Search the data for the string "page" and extract every line where it appears.

[Collected data entries]
▶

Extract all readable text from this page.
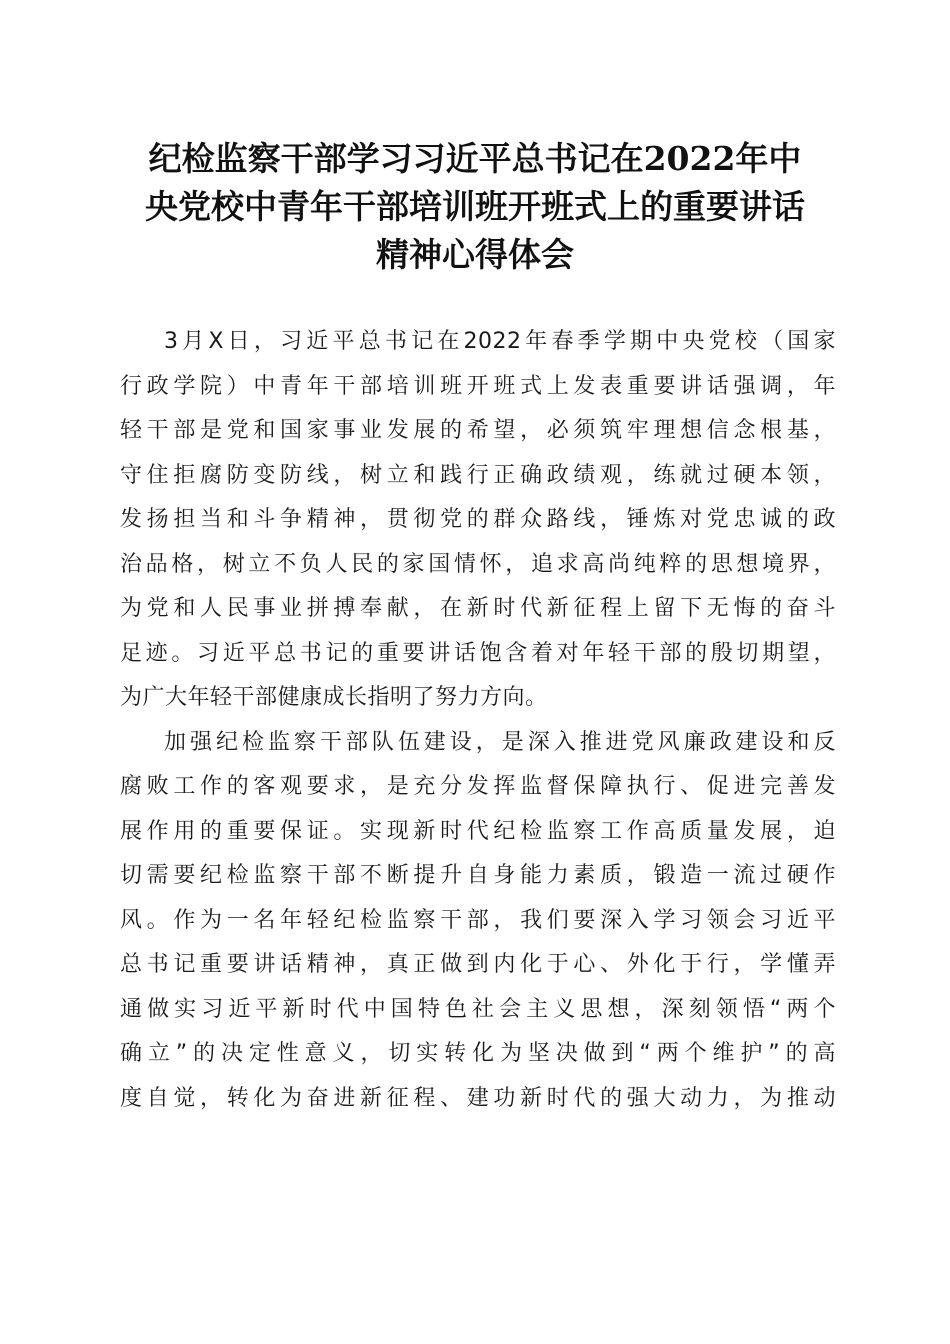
纪检监察干部学习习近平总书记在2022年中
央党校中青年干部培训班开班式上的重要讲话
精神心得体会
3月X日，习近平总书记在2022年春季学期中央党校（国家
行政学院）中青年干部培训班开班式上发表重要讲话强调，年
轻干部是党和国家事业发展的希望，必须筑牢理想信念根基，
守住拒腐防变防线，树立和践行正确政绩观，练就过硬本领，
发扬担当和斗争精神，贯彻党的群众路线，锤炼对党忠诚的政
治品格，树立不负人民的家国情怀，追求高尚纯粹的思想境界，
为党和人民事业拼搏奉献，在新时代新征程上留下无悔的奋斗
足迹。习近平总书记的重要讲话饱含着对年轻干部的殷切期望，
为广大年轻干部健康成长指明了努力方向。
加强纪检监察干部队伍建设，是深入推进党风廉政建设和反
腐败工作的客观要求，是充分发挥监督保障执行、促进完善发
展作用的重要保证。实现新时代纪检监察工作高质量发展，迫
切需要纪检监察干部不断提升自身能力素质，锻造一流过硬作
风。作为一名年轻纪检监察干部，我们要深入学习领会习近平
总书记重要讲话精神，真正做到内化于心、外化于行，学懂弄
通做实习近平新时代中国特色社会主义思想，深刻领悟“两个
确立”的决定性意义，切实转化为坚决做到“两个维护”的高
度自觉，转化为奋进新征程、建功新时代的强大动力，为推动
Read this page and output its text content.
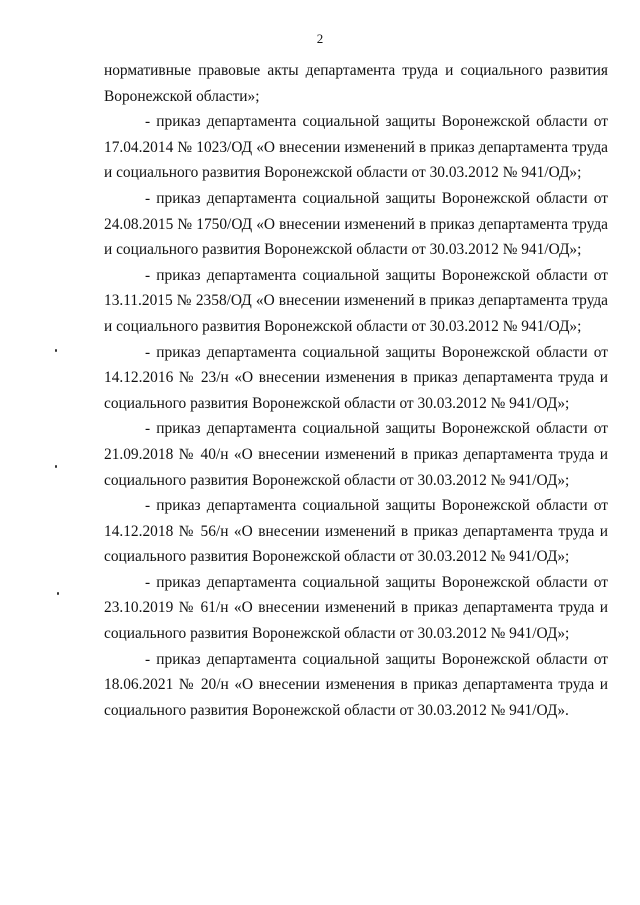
2

нормативные правовые акты департамента труда и социального развития Воронежской области»;

- приказ департамента социальной защиты Воронежской области от 17.04.2014 № 1023/ОД «О внесении изменений в приказ департамента труда и социального развития Воронежской области от 30.03.2012 № 941/ОД»;

- приказ департамента социальной защиты Воронежской области от 24.08.2015 № 1750/ОД «О внесении изменений в приказ департамента труда и социального развития Воронежской области от 30.03.2012 № 941/ОД»;

- приказ департамента социальной защиты Воронежской области от 13.11.2015 № 2358/ОД «О внесении изменений в приказ департамента труда и социального развития Воронежской области от 30.03.2012 № 941/ОД»;

- приказ департамента социальной защиты Воронежской области от 14.12.2016 № 23/н «О внесении изменения в приказ департамента труда и социального развития Воронежской области от 30.03.2012 № 941/ОД»;

- приказ департамента социальной защиты Воронежской области от 21.09.2018 № 40/н «О внесении изменений в приказ департамента труда и социального развития Воронежской области от 30.03.2012 № 941/ОД»;

- приказ департамента социальной защиты Воронежской области от 14.12.2018 № 56/н «О внесении изменений в приказ департамента труда и социального развития Воронежской области от 30.03.2012 № 941/ОД»;

- приказ департамента социальной защиты Воронежской области от 23.10.2019 № 61/н «О внесении изменений в приказ департамента труда и социального развития Воронежской области от 30.03.2012 № 941/ОД»;

- приказ департамента социальной защиты Воронежской области от 18.06.2021 № 20/н «О внесении изменения в приказ департамента труда и социального развития Воронежской области от 30.03.2012 № 941/ОД».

◀

• Solution
Extract all readable text from this page.
Read this page and output its text content.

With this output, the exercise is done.